Collection entries –
━━━━━━━━━━━━━━━━━━━━
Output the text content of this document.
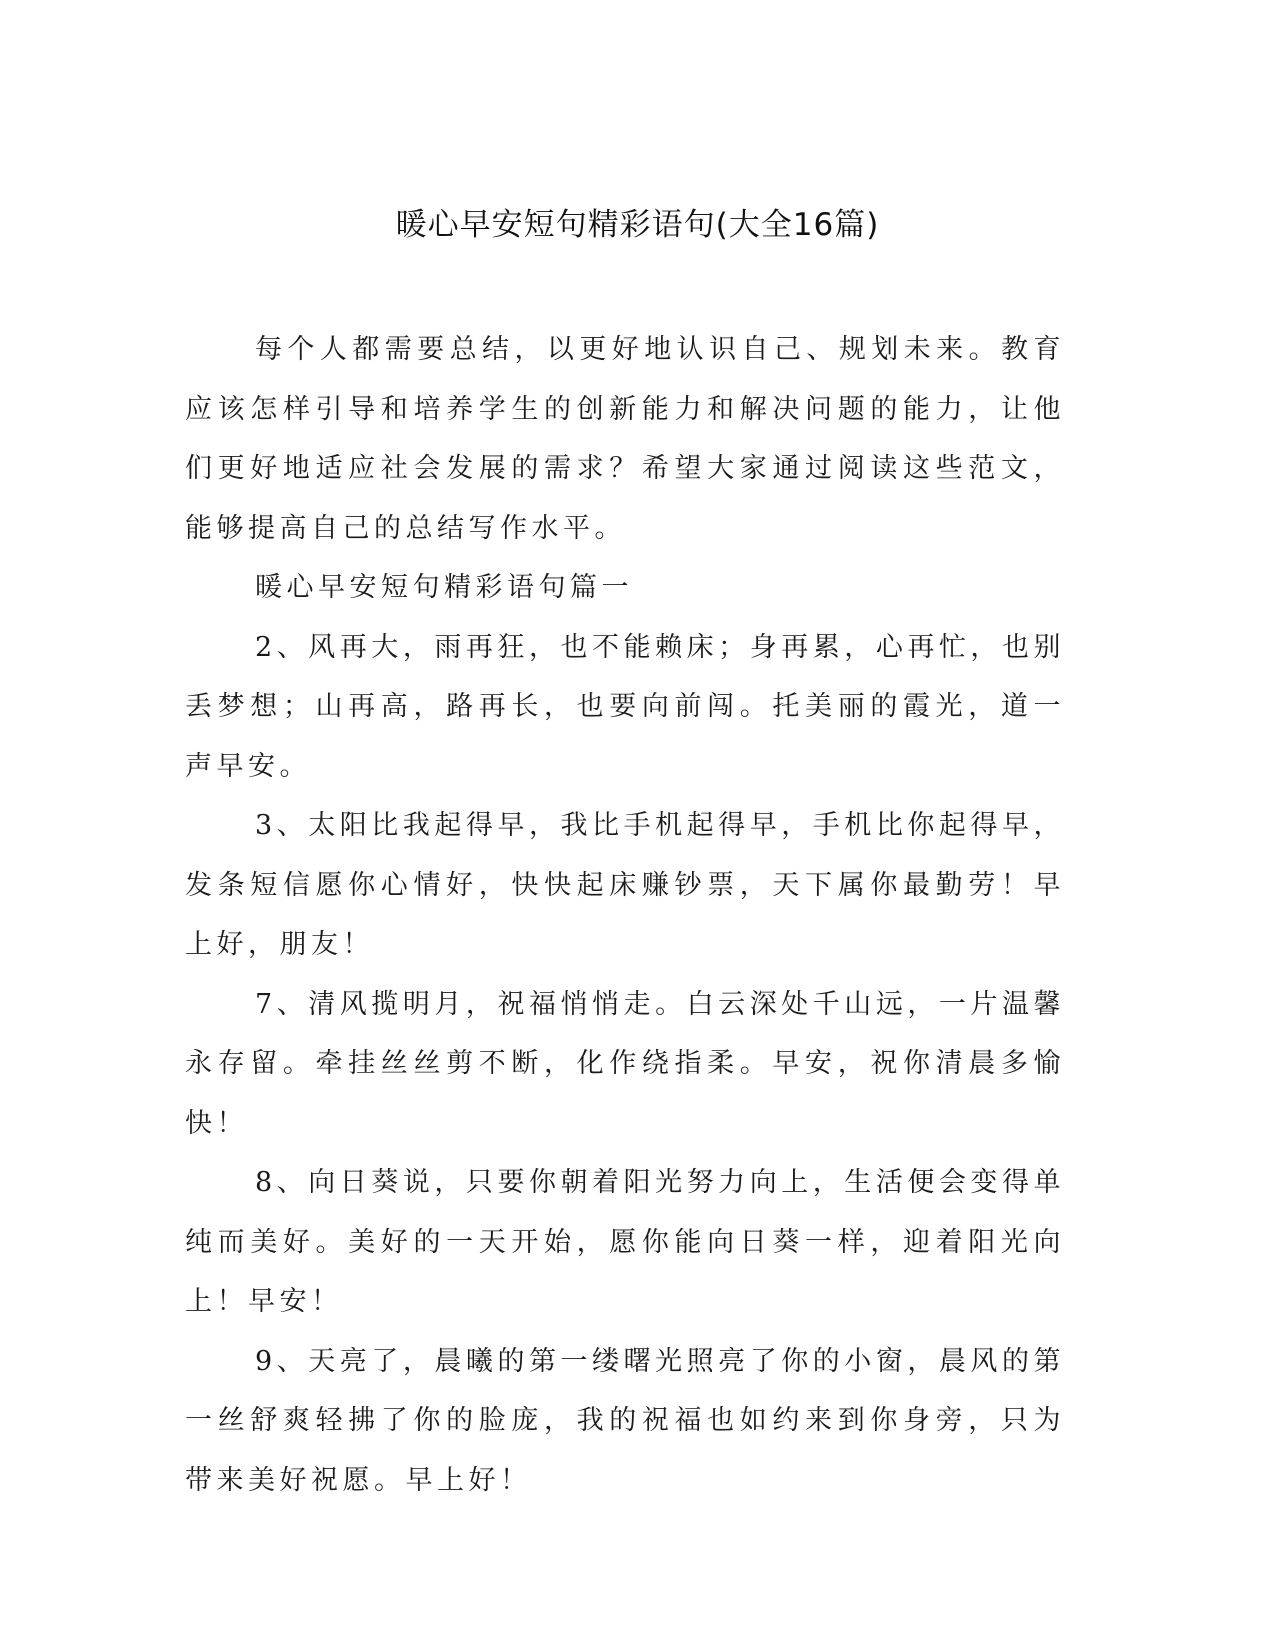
暖心早安短句精彩语句(大全16篇)

每个人都需要总结，以更好地认识自己、规划未来。教育应该怎样引导和培养学生的创新能力和解决问题的能力，让他们更好地适应社会发展的需求？希望大家通过阅读这些范文，能够提高自己的总结写作水平。

暖心早安短句精彩语句篇一

2、风再大，雨再狂，也不能赖床；身再累，心再忙，也别丢梦想；山再高，路再长，也要向前闯。托美丽的霞光，道一声早安。

3、太阳比我起得早，我比手机起得早，手机比你起得早，发条短信愿你心情好，快快起床赚钞票，天下属你最勤劳！早上好，朋友！

7、清风揽明月，祝福悄悄走。白云深处千山远，一片温馨永存留。牵挂丝丝剪不断，化作绕指柔。早安，祝你清晨多愉快！

8、向日葵说，只要你朝着阳光努力向上，生活便会变得单纯而美好。美好的一天开始，愿你能向日葵一样，迎着阳光向上！早安！

9、天亮了，晨曦的第一缕曙光照亮了你的小窗，晨风的第一丝舒爽轻拂了你的脸庞，我的祝福也如约来到你身旁，只为带来美好祝愿。早上好！
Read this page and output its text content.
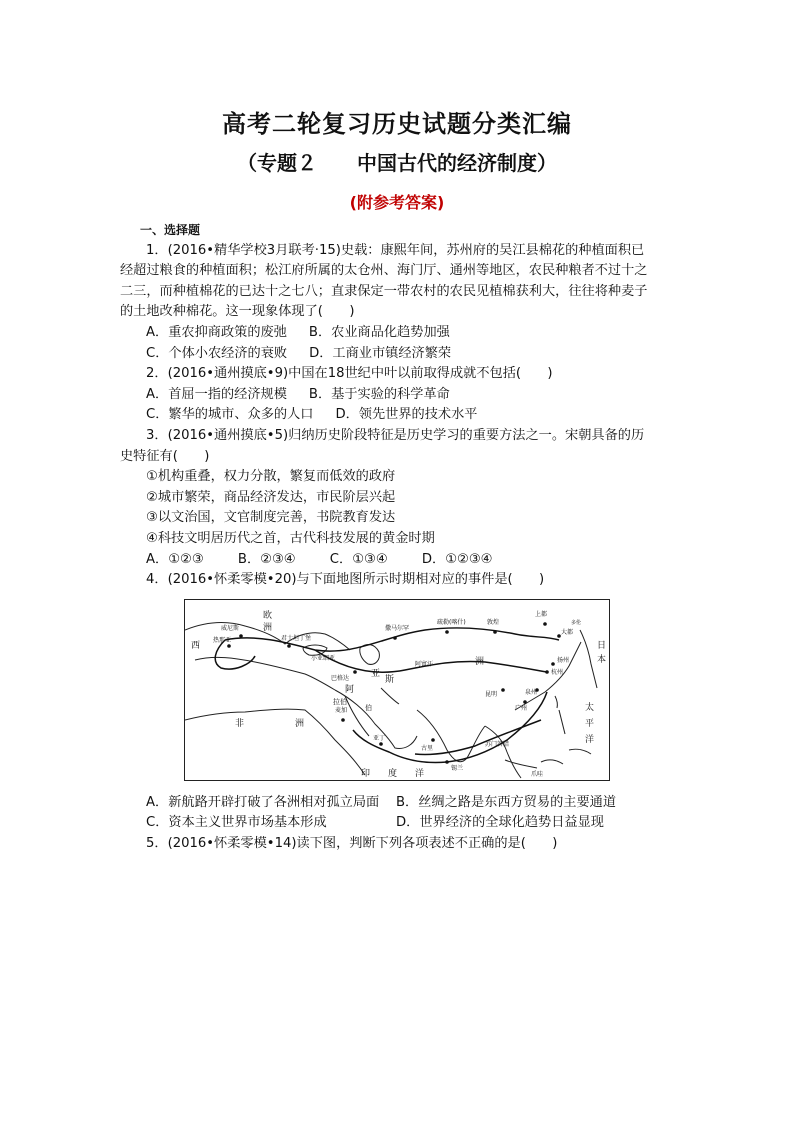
高考二轮复习历史试题分类汇编
（专题２　　中国古代的经济制度）
(附参考答案)
一、选择题

1．(2016•精华学校3月联考·15)史载：康熙年间，苏州府的吴江县棉花的种植面积已

经超过粮食的种植面积；松江府所属的太仓州、海门厅、通州等地区，农民种粮者不过十之

二三，而种植棉花的已达十之七八；直隶保定一带农村的农民见植棉获利大，往往将种麦子

的土地改种棉花。这一现象体现了(　　)

A．重农抑商政策的废弛 B．农业商品化趋势加强
C．个体小农经济的衰败 D．工商业市镇经济繁荣

2．(2016•通州摸底•9)中国在18世纪中叶以前取得成就不包括(　　)

A．首屈一指的经济规模 B．基于实验的科学革命
C．繁华的城市、众多的人口 D．领先世界的技术水平

3．(2016•通州摸底•5)归纳历史阶段特征是历史学习的重要方法之一。宋朝具备的历

史特征有(　　)

①机构重叠，权力分散，繁复而低效的政府

②城市繁荣，商品经济发达，市民阶层兴起

③以文治国，文官制度完善，书院教育发达

④科技文明居历代之首，古代科技发展的黄金时期

A．①②③	B．②③④	C．①③④	D．①②③④

4．(2016•怀柔零模•20)与下面地图所示时期相对应的事件是(　　)

欧
洲
西
威尼斯
热那亚	君士坦丁堡
小亚细亚
亚
巴格达	斯
阿
拉伯
麦加	伯
亚丁
非	洲
撒马尔罕
疏勒(喀什)	敦煌
阿富汗	洲
上都
大都
多伦
扬州
杭州
泉州
广州
昆明
锡兰
古里
日
本
太
平
洋
印　　度　　洋	爪哇
苏门答腊
A．新航路开辟打破了各洲相对孤立局面	B．丝绸之路是东西方贸易的主要通道
C．资本主义世界市场基本形成	D．世界经济的全球化趋势日益显现

5．(2016•怀柔零模•14)读下图，判断下列各项表述不正确的是(　　)
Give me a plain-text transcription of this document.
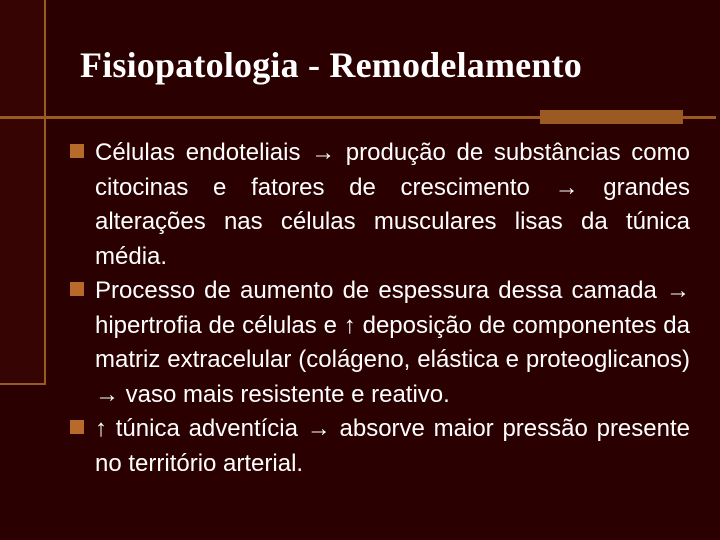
Fisiopatologia - Remodelamento
Células endoteliais → produção de substâncias como citocinas e fatores de crescimento → grandes alterações nas células musculares lisas da túnica média.
Processo de aumento de espessura dessa camada → hipertrofia de células e ↑ deposição de componentes da matriz extracelular (colágeno, elástica e proteoglicanos) → vaso mais resistente e reativo.
↑ túnica adventícia → absorve maior pressão presente no território arterial.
━━━━━━━━━━━━━━━━━━━━
Work to complete – Retype the whole listing exactly and leave the pictures out.

Task answer –
Output the text content of this document.
暖心早安短句精彩语句(大全16篇)

每个人都需要总结，以更好地认识自己、规划未来。教育应该怎样引导和培养学生的创新能力和解决问题的能力，让他们更好地适应社会发展的需求？希望大家通过阅读这些范文，能够提高自己的总结写作水平。

暖心早安短句精彩语句篇一

2、风再大，雨再狂，也不能赖床；身再累，心再忙，也别丢梦想；山再高，路再长，也要向前闯。托美丽的霞光，道一声早安。

3、太阳比我起得早，我比手机起得早，手机比你起得早，发条短信愿你心情好，快快起床赚钞票，天下属你最勤劳！早上好，朋友！

7、清风揽明月，祝福悄悄走。白云深处千山远，一片温馨永存留。牵挂丝丝剪不断，化作绕指柔。早安，祝你清晨多愉快！

8、向日葵说，只要你朝着阳光努力向上，生活便会变得单纯而美好。美好的一天开始，愿你能向日葵一样，迎着阳光向上！早安！

9、天亮了，晨曦的第一缕曙光照亮了你的小窗，晨风的第一丝舒爽轻拂了你的脸庞，我的祝福也如约来到你身旁，只为带来美好祝愿。早上好！
Read this page and output its text content.
高考二轮复习历史试题分类汇编
（专题２　　中国古代的经济制度）
(附参考答案)
一、选择题

1．(2016•精华学校3月联考·15)史载：康熙年间，苏州府的吴江县棉花的种植面积已

经超过粮食的种植面积；松江府所属的太仓州、海门厅、通州等地区，农民种粮者不过十之

二三，而种植棉花的已达十之七八；直隶保定一带农村的农民见植棉获利大，往往将种麦子

的土地改种棉花。这一现象体现了(　　)

A．重农抑商政策的废弛 B．农业商品化趋势加强
C．个体小农经济的衰败 D．工商业市镇经济繁荣

2．(2016•通州摸底•9)中国在18世纪中叶以前取得成就不包括(　　)

A．首屈一指的经济规模 B．基于实验的科学革命
C．繁华的城市、众多的人口 D．领先世界的技术水平

3．(2016•通州摸底•5)归纳历史阶段特征是历史学习的重要方法之一。宋朝具备的历

史特征有(　　)

①机构重叠，权力分散，繁复而低效的政府

②城市繁荣，商品经济发达，市民阶层兴起

③以文治国，文官制度完善，书院教育发达

④科技文明居历代之首，古代科技发展的黄金时期

A．①②③	B．②③④	C．①③④	D．①②③④

4．(2016•怀柔零模•20)与下面地图所示时期相对应的事件是(　　)

欧
洲
西
威尼斯
热那亚	君士坦丁堡
小亚细亚
亚
巴格达	斯
阿
拉伯
麦加	伯
亚丁
非	洲
撒马尔罕
疏勒(喀什)	敦煌
阿富汗	洲
上都
大都
多伦
扬州
杭州
泉州
广州
昆明
锡兰
古里
日
本
太
平
洋
印　　度　　洋	爪哇
苏门答腊
A．新航路开辟打破了各洲相对孤立局面	B．丝绸之路是东西方贸易的主要通道
C．资本主义世界市场基本形成	D．世界经济的全球化趋势日益显现

5．(2016•怀柔零模•14)读下图，判断下列各项表述不正确的是(　　)
Give me a plain-text transcription of this document.
Fisiopatologia - Remodelamento
Células endoteliais → produção de substâncias como citocinas e fatores de crescimento → grandes alterações nas células musculares lisas da túnica média.
Processo de aumento de espessura dessa camada → hipertrofia de células e ↑ deposição de componentes da matriz extracelular (colágeno, elástica e proteoglicanos) → vaso mais resistente e reativo.
↑ túnica adventícia → absorve maior pressão presente no território arterial.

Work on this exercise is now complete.